Please transcribe the listing below in full and word for word, without its pictures.
+++ Dataset rows +++
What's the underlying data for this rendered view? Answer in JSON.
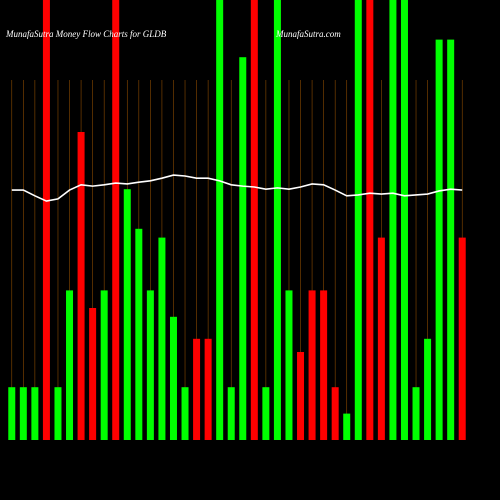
{
  "chart_data": {
    "type": "bar-line",
    "title": "MunafaSutra  Money Flow  Charts for GLDB",
    "source": "MunafaSutra.com",
    "categories": [
      null,
      null,
      null,
      null,
      null,
      null,
      null,
      null,
      null,
      null,
      null,
      null,
      null,
      null,
      null,
      null,
      null,
      null,
      null,
      null,
      null,
      null,
      null,
      null,
      null,
      null,
      null,
      null,
      null,
      null,
      null,
      null,
      null,
      null,
      null,
      null,
      null,
      null,
      null,
      null
    ],
    "ylim": [
      0,
      100
    ],
    "grid_color": "#8a4a00",
    "series": [
      {
        "type": "bar",
        "values": [
          12,
          12,
          12,
          100,
          12,
          34,
          70,
          30,
          34,
          100,
          57,
          48,
          34,
          46,
          28,
          12,
          23,
          23,
          100,
          12,
          87,
          100,
          12,
          100,
          34,
          20,
          34,
          34,
          12,
          6,
          100,
          100,
          46,
          100,
          100,
          12,
          23,
          91,
          91,
          46
        ],
        "colors": [
          "#00ff00",
          "#00ff00",
          "#00ff00",
          "#ff0000",
          "#00ff00",
          "#00ff00",
          "#ff0000",
          "#ff0000",
          "#00ff00",
          "#ff0000",
          "#00ff00",
          "#00ff00",
          "#00ff00",
          "#00ff00",
          "#00ff00",
          "#00ff00",
          "#ff0000",
          "#ff0000",
          "#00ff00",
          "#00ff00",
          "#00ff00",
          "#ff0000",
          "#00ff00",
          "#00ff00",
          "#00ff00",
          "#ff0000",
          "#ff0000",
          "#ff0000",
          "#ff0000",
          "#00ff00",
          "#00ff00",
          "#ff0000",
          "#ff0000",
          "#00ff00",
          "#00ff00",
          "#00ff00",
          "#00ff00",
          "#00ff00",
          "#00ff00",
          "#ff0000"
        ]
      },
      {
        "type": "line",
        "color": "#ffffff",
        "values": [
          56.8,
          56.8,
          55.5,
          54.3,
          54.8,
          56.8,
          58.0,
          57.7,
          58.0,
          58.4,
          58.2,
          58.6,
          58.9,
          59.5,
          60.2,
          60.0,
          59.5,
          59.5,
          58.9,
          58.0,
          57.7,
          57.5,
          57.0,
          57.3,
          57.0,
          57.5,
          58.2,
          58.0,
          56.8,
          55.5,
          55.7,
          56.1,
          55.9,
          56.1,
          55.5,
          55.7,
          55.9,
          56.6,
          57.0,
          56.8
        ]
      }
    ]
  }
}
+++
Worked answer:
What's the underlying data for this rendered view? Answer in JSON.
{
  "chart_data": {
    "type": "bar-line",
    "title": "MunafaSutra  Money Flow  Charts for GLDB",
    "source": "MunafaSutra.com",
    "categories": [
      null,
      null,
      null,
      null,
      null,
      null,
      null,
      null,
      null,
      null,
      null,
      null,
      null,
      null,
      null,
      null,
      null,
      null,
      null,
      null,
      null,
      null,
      null,
      null,
      null,
      null,
      null,
      null,
      null,
      null,
      null,
      null,
      null,
      null,
      null,
      null,
      null,
      null,
      null,
      null
    ],
    "ylim": [
      0,
      100
    ],
    "grid_color": "#8a4a00",
    "series": [
      {
        "type": "bar",
        "values": [
          12,
          12,
          12,
          100,
          12,
          34,
          70,
          30,
          34,
          100,
          57,
          48,
          34,
          46,
          28,
          12,
          23,
          23,
          100,
          12,
          87,
          100,
          12,
          100,
          34,
          20,
          34,
          34,
          12,
          6,
          100,
          100,
          46,
          100,
          100,
          12,
          23,
          91,
          91,
          46
        ],
        "colors": [
          "#00ff00",
          "#00ff00",
          "#00ff00",
          "#ff0000",
          "#00ff00",
          "#00ff00",
          "#ff0000",
          "#ff0000",
          "#00ff00",
          "#ff0000",
          "#00ff00",
          "#00ff00",
          "#00ff00",
          "#00ff00",
          "#00ff00",
          "#00ff00",
          "#ff0000",
          "#ff0000",
          "#00ff00",
          "#00ff00",
          "#00ff00",
          "#ff0000",
          "#00ff00",
          "#00ff00",
          "#00ff00",
          "#ff0000",
          "#ff0000",
          "#ff0000",
          "#ff0000",
          "#00ff00",
          "#00ff00",
          "#ff0000",
          "#ff0000",
          "#00ff00",
          "#00ff00",
          "#00ff00",
          "#00ff00",
          "#00ff00",
          "#00ff00",
          "#ff0000"
        ]
      },
      {
        "type": "line",
        "color": "#ffffff",
        "values": [
          56.8,
          56.8,
          55.5,
          54.3,
          54.8,
          56.8,
          58.0,
          57.7,
          58.0,
          58.4,
          58.2,
          58.6,
          58.9,
          59.5,
          60.2,
          60.0,
          59.5,
          59.5,
          58.9,
          58.0,
          57.7,
          57.5,
          57.0,
          57.3,
          57.0,
          57.5,
          58.2,
          58.0,
          56.8,
          55.5,
          55.7,
          56.1,
          55.9,
          56.1,
          55.5,
          55.7,
          55.9,
          56.6,
          57.0,
          56.8
        ]
      }
    ]
  }
}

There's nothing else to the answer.